- _DATA FOR PROCESSING_
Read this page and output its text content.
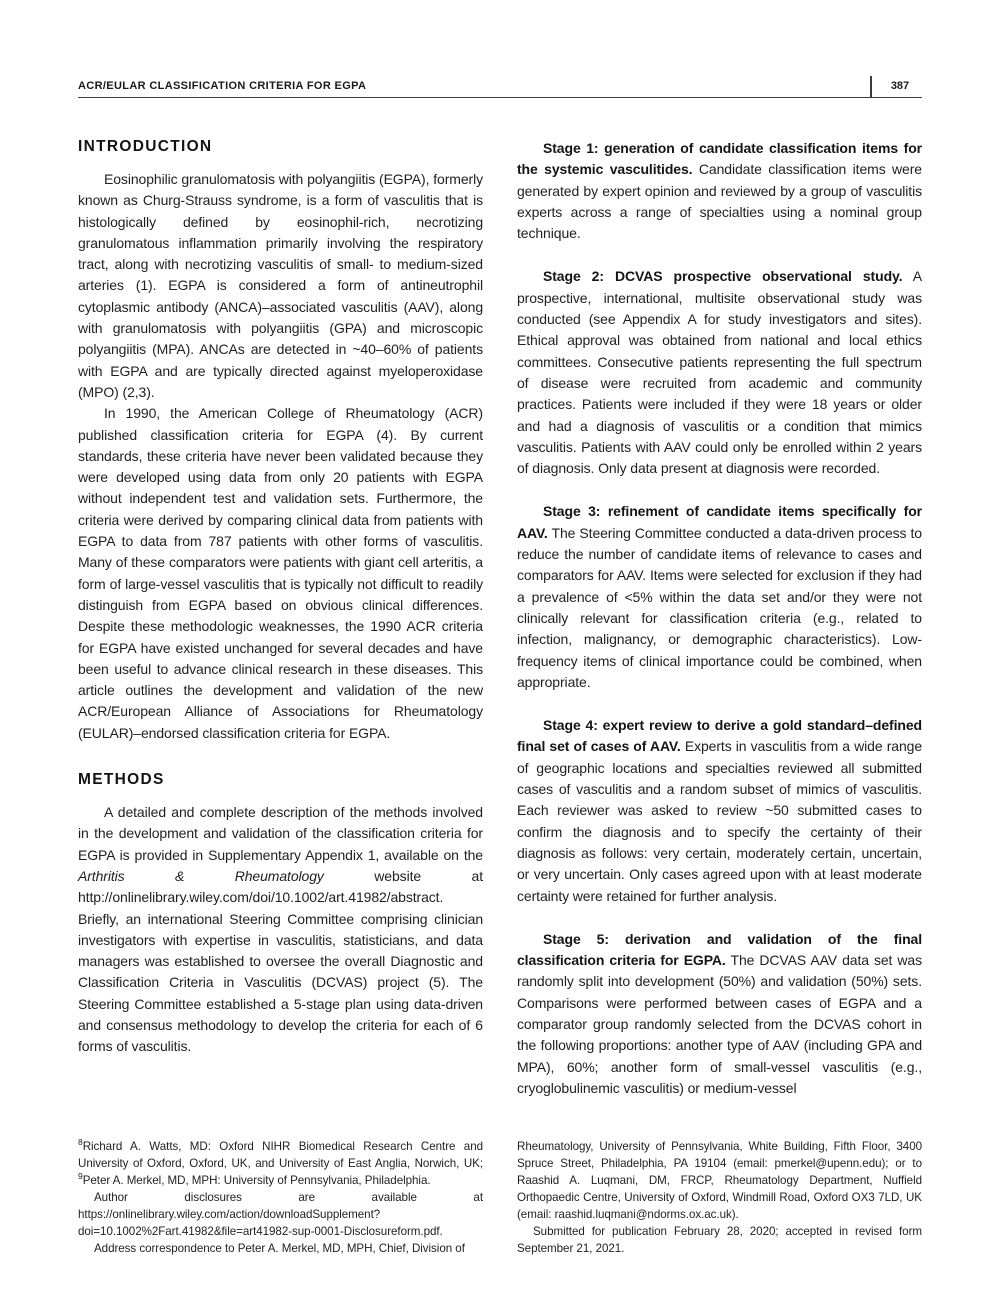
ACR/EULAR CLASSIFICATION CRITERIA FOR EGPA	387
INTRODUCTION

Eosinophilic granulomatosis with polyangiitis (EGPA), formerly known as Churg-Strauss syndrome, is a form of vasculitis that is histologically defined by eosinophil-rich, necrotizing granulomatous inflammation primarily involving the respiratory tract, along with necrotizing vasculitis of small- to medium-sized arteries (1). EGPA is considered a form of antineutrophil cytoplasmic antibody (ANCA)–associated vasculitis (AAV), along with granulomatosis with polyangiitis (GPA) and microscopic polyangiitis (MPA). ANCAs are detected in ~40–60% of patients with EGPA and are typically directed against myeloperoxidase (MPO) (2,3).

In 1990, the American College of Rheumatology (ACR) published classification criteria for EGPA (4). By current standards, these criteria have never been validated because they were developed using data from only 20 patients with EGPA without independent test and validation sets. Furthermore, the criteria were derived by comparing clinical data from patients with EGPA to data from 787 patients with other forms of vasculitis. Many of these comparators were patients with giant cell arteritis, a form of large-vessel vasculitis that is typically not difficult to readily distinguish from EGPA based on obvious clinical differences. Despite these methodologic weaknesses, the 1990 ACR criteria for EGPA have existed unchanged for several decades and have been useful to advance clinical research in these diseases. This article outlines the development and validation of the new ACR/European Alliance of Associations for Rheumatology (EULAR)–endorsed classification criteria for EGPA.

METHODS

A detailed and complete description of the methods involved in the development and validation of the classification criteria for EGPA is provided in Supplementary Appendix 1, available on the Arthritis & Rheumatology website at http://onlinelibrary.wiley.com/doi/10.1002/art.41982/abstract. Briefly, an international Steering Committee comprising clinician investigators with expertise in vasculitis, statisticians, and data managers was established to oversee the overall Diagnostic and Classification Criteria in Vasculitis (DCVAS) project (5). The Steering Committee established a 5-stage plan using data-driven and consensus methodology to develop the criteria for each of 6 forms of vasculitis.

Stage 1: generation of candidate classification items for the systemic vasculitides. Candidate classification items were generated by expert opinion and reviewed by a group of vasculitis experts across a range of specialties using a nominal group technique.

Stage 2: DCVAS prospective observational study. A prospective, international, multisite observational study was conducted (see Appendix A for study investigators and sites). Ethical approval was obtained from national and local ethics committees. Consecutive patients representing the full spectrum of disease were recruited from academic and community practices. Patients were included if they were 18 years or older and had a diagnosis of vasculitis or a condition that mimics vasculitis. Patients with AAV could only be enrolled within 2 years of diagnosis. Only data present at diagnosis were recorded.

Stage 3: refinement of candidate items specifically for AAV. The Steering Committee conducted a data-driven process to reduce the number of candidate items of relevance to cases and comparators for AAV. Items were selected for exclusion if they had a prevalence of <5% within the data set and/or they were not clinically relevant for classification criteria (e.g., related to infection, malignancy, or demographic characteristics). Low-frequency items of clinical importance could be combined, when appropriate.

Stage 4: expert review to derive a gold standard–defined final set of cases of AAV. Experts in vasculitis from a wide range of geographic locations and specialties reviewed all submitted cases of vasculitis and a random subset of mimics of vasculitis. Each reviewer was asked to review ~50 submitted cases to confirm the diagnosis and to specify the certainty of their diagnosis as follows: very certain, moderately certain, uncertain, or very uncertain. Only cases agreed upon with at least moderate certainty were retained for further analysis.

Stage 5: derivation and validation of the final classification criteria for EGPA. The DCVAS AAV data set was randomly split into development (50%) and validation (50%) sets. Comparisons were performed between cases of EGPA and a comparator group randomly selected from the DCVAS cohort in the following proportions: another type of AAV (including GPA and MPA), 60%; another form of small-vessel vasculitis (e.g., cryoglobulinemic vasculitis) or medium-vessel

$^8$Richard A. Watts, MD: Oxford NIHR Biomedical Research Centre and University of Oxford, Oxford, UK, and University of East Anglia, Norwich, UK; $^9$Peter A. Merkel, MD, MPH: University of Pennsylvania, Philadelphia.

Author disclosures are available at https://onlinelibrary.wiley.com/action/downloadSupplement?doi=10.1002%2Fart.41982&file=art41982-sup-0001-Disclosureform.pdf.

Address correspondence to Peter A. Merkel, MD, MPH, Chief, Division of

Rheumatology, University of Pennsylvania, White Building, Fifth Floor, 3400 Spruce Street, Philadelphia, PA 19104 (email: pmerkel@upenn.edu); or to Raashid A. Luqmani, DM, FRCP, Rheumatology Department, Nuffield Orthopaedic Centre, University of Oxford, Windmill Road, Oxford OX3 7LD, UK (email: raashid.luqmani@ndorms.ox.ac.uk).

Submitted for publication February 28, 2020; accepted in revised form September 21, 2021.
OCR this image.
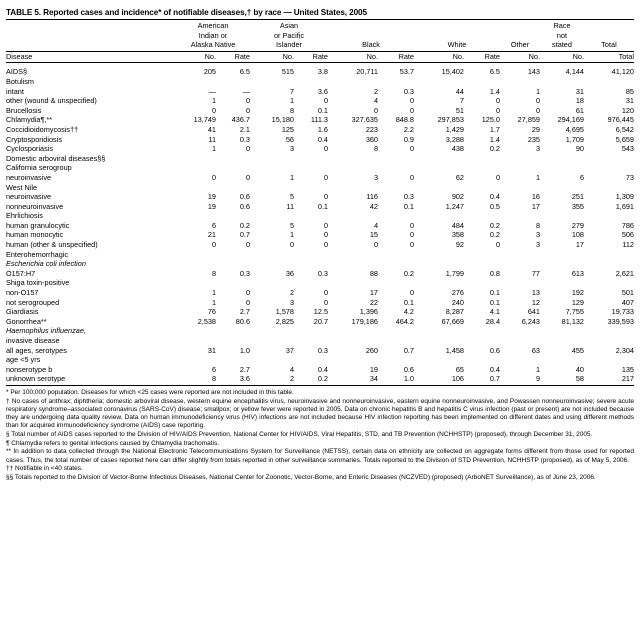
TABLE 5. Reported cases and incidence* of notifiable diseases,† by race — United States, 2005

	American		Asian							Race	
	Indian or		or Pacific							not	
	Alaska Native		Islander		Black		White		Other	stated	Total

Disease	No.	Rate	No.	Rate	No.	Rate	No.	Rate	No.	No.	Total

AIDS§	205	6.5	515	3.8	20,711	53.7	15,402	6.5	143	4,144	41,120
Botulism											
intant	—	—	7	3.6	2	0.3	44	1.4	1	31	85
other (wound & unspecified)	1	0	1	0	4	0	7	0	0	18	31
Brucellosis	0	0	8	0.1	0	0	51	0	0	61	120
Chlamydia¶,**	13,749	436.7	15,180	111.3	327,635	848.8	297,853	125.0	27,859	294,169	976,445
Coccidioidomycosis††	41	2.1	125	1.6	223	2.2	1,429	1.7	29	4,695	6,542
Cryptosporidiosis	11	0.3	56	0.4	360	0.9	3,288	1.4	235	1,709	5,659
Cyclosporiasis	1	0	3	0	8	0	438	0.2	3	90	543
Domestic arboviral diseases§§											
California serogroup											
neuroinvasive	0	0	1	0	3	0	62	0	1	6	73
West Nile											
neuroinvasive	19	0.6	5	0	116	0.3	902	0.4	16	251	1,309
nonneuroinvasive	19	0.6	11	0.1	42	0.1	1,247	0.5	17	355	1,691
Ehrlichiosis											
human granulocytic	6	0.2	5	0	4	0	484	0.2	8	279	786
human monocytic	21	0.7	1	0	15	0	358	0.2	3	108	506
human (other & unspecified)	0	0	0	0	0	0	92	0	3	17	112
Enterohemorrhagic											
Escherichia coli infection											
O157:H7	8	0.3	36	0.3	88	0.2	1,799	0.8	77	613	2,621
Shiga toxin-positive											
non-O157	1	0	2	0	17	0	276	0.1	13	192	501
not serogrouped	1	0	3	0	22	0.1	240	0.1	12	129	407
Giardiasis	76	2.7	1,578	12.5	1,396	4.2	8,287	4.1	641	7,755	19,733
Gonorrhea**	2,538	80.6	2,825	20.7	179,186	464.2	67,669	28.4	6,243	81,132	339,593
Haemophilus influenzae,											
invasive disease											
all ages, serotypes	31	1.0	37	0.3	260	0.7	1,458	0.6	63	455	2,304
age <5 yrs											
nonserotype b	6	2.7	4	0.4	19	0.6	65	0.4	1	40	135
unknown serotype	8	3.6	2	0.2	34	1.0	106	0.7	9	58	217

* Per 100,000 population. Diseases for which <25 cases were reported are not included in this table.

† No cases of anthrax; diphtheria; domestic arboviral disease, western equine encephalitis virus, neuroinvasive and nonneuroinvasive, eastern equine nonneuroinvasive, and Powassen nonneuroinvasive; severe acute respiratory syndrome–associated coronavirus (SARS-CoV) disease; smallpox; or yellow fever were reported in 2005. Data on chronic hepatitis B and hepatitis C virus infection (past or present) are not included because they are undergoing data quality review. Data on human immunodeficiency virus (HIV) infections are not included because HIV infection reporting has been implemented on different dates and using different methods than for acquired immunodeficiency syndrome (AIDS) case reporting.

§ Total number of AIDS cases reported to the Division of HIV/AIDS Prevention, National Center for HIV/AIDS, Viral Hepatitis, STD, and TB Prevention (NCHHSTP) (proposed), through December 31, 2005.

¶ Chlamydia refers to genital infections caused by Chlamydia trachomatis.

** In addition to data collected through the National Electronic Telecommunications System for Surveillance (NETSS), certain data on ethnicity are collected on aggregate forms different from those used for reported cases. Thus, the total number of cases reported here can differ slightly from totals reported in other surveillance summaries. Totals reported to the Division of STD Prevention, NCHHSTP (proposed), as of May 5, 2006.

†† Notifiable in <40 states.

§§ Totals reported to the Division of Vector-Borne Infectious Diseases, National Center for Zoonotic, Vector-Borne, and Enteric Diseases (NCZVED) (proposed) (ArboNET Surveillance), as of June 23, 2006.
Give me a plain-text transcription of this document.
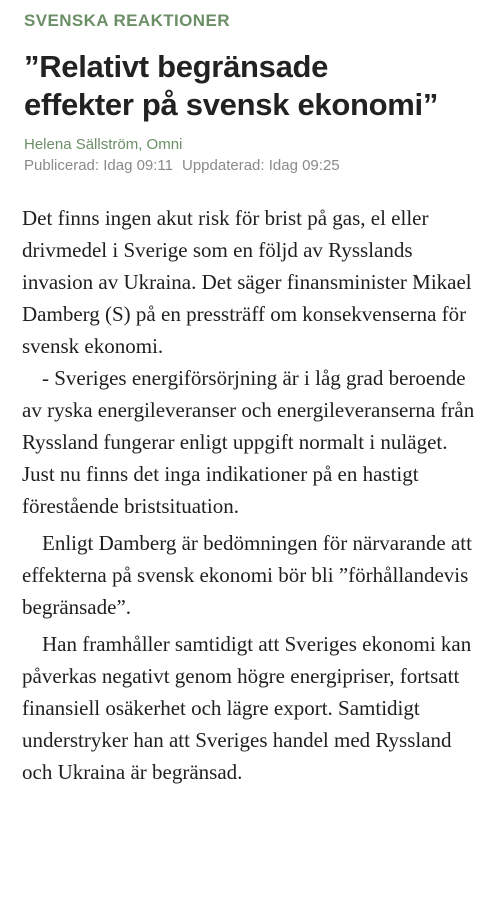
SVENSKA REAKTIONER
”Relativt begränsade
effekter på svensk ekonomi”
Helena Sällström, Omni
Publicerad: Idag 09:11 Uppdaterad: Idag 09:25

Det finns ingen akut risk för brist på gas, el eller drivmedel i Sverige som en följd av Rysslands invasion av Ukraina. Det säger finansminister Mikael Damberg (S) på en pressträff om konsekvenserna för svensk ekonomi.

- Sveriges energiförsörjning är i låg grad beroende av ryska energileveranser och energileveranserna från Ryssland fungerar enligt uppgift normalt i nuläget. Just nu finns det inga indikationer på en hastigt förestående bristsituation.

Enligt Damberg är bedömningen för närvarande att effekterna på svensk ekonomi bör bli ”förhållandevis begränsade”.

Han framhåller samtidigt att Sveriges ekonomi kan påverkas negativt genom högre energipriser, fortsatt finansiell osäkerhet och lägre export. Samtidigt understryker han att Sveriges handel med Ryssland och Ukraina är begränsad.
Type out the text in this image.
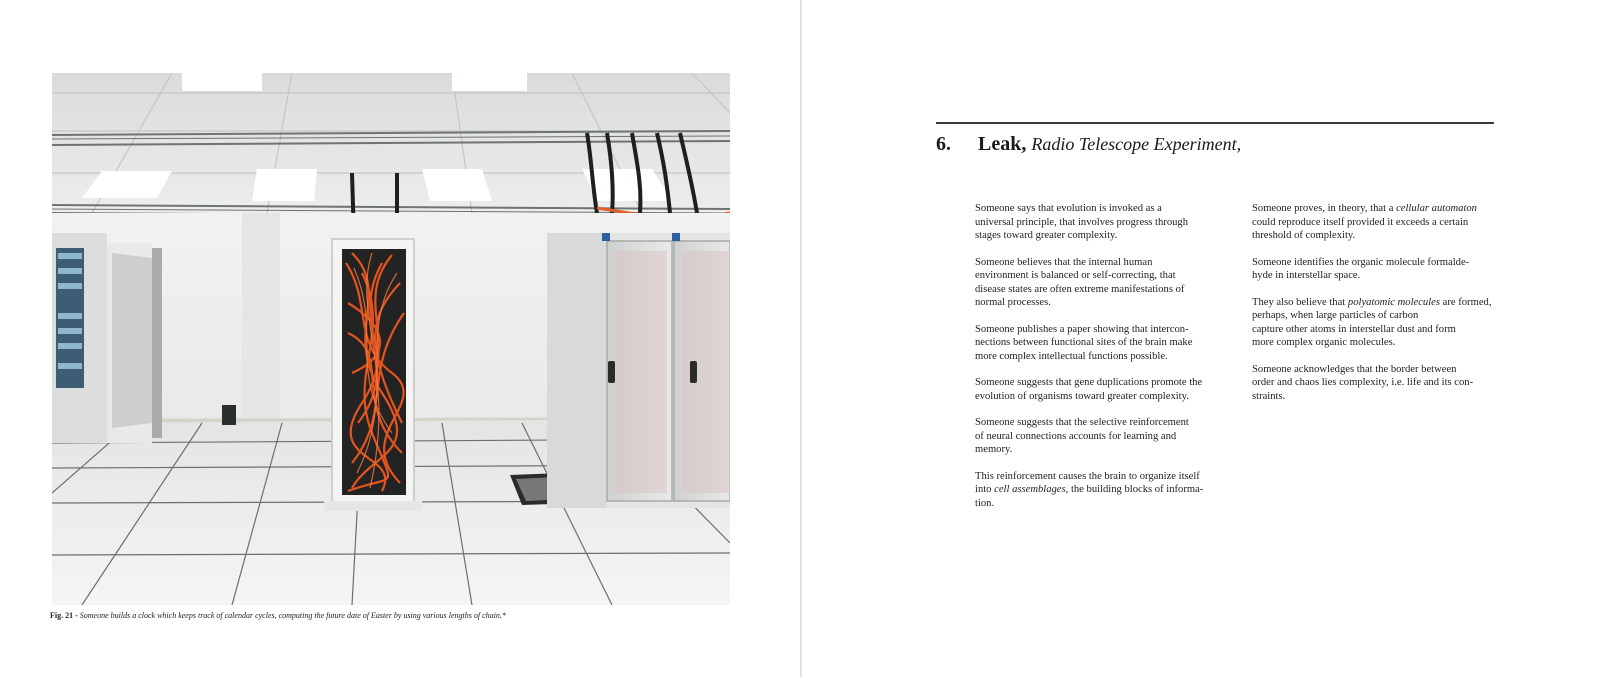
Fig. 21 - Someone builds a clock which keeps track of calendar cycles, computing the future date of Easter by using various lengths of chain.*
6. Leak, Radio Telescope Experiment,

Someone says that evolution is invoked as a
universal principle, that involves progress through
stages toward greater complexity.

Someone believes that the internal human
environment is balanced or self-correcting, that
disease states are often extreme manifestations of
normal processes.

Someone publishes a paper showing that intercon-
nections between functional sites of the brain make
more complex intellectual functions possible.

Someone suggests that gene duplications promote the
evolution of organisms toward greater complexity.

Someone suggests that the selective reinforcement
of neural connections accounts for learning and
memory.

This reinforcement causes the brain to organize itself
into cell assemblages, the building blocks of informa-
tion.

Someone proves, in theory, that a cellular automaton
could reproduce itself provided it exceeds a certain
threshold of complexity.

Someone identifies the organic molecule formalde-
hyde in interstellar space.

They also believe that polyatomic molecules are formed,
perhaps, when large particles of carbon
capture other atoms in interstellar dust and form
more complex organic molecules.

Someone acknowledges that the border between
order and chaos lies complexity, i.e. life and its con-
straints.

- _TASK_
Among the lines above, count those that hold the word "unspecified" and give only the count.

- _OUTPUT BELOW_
2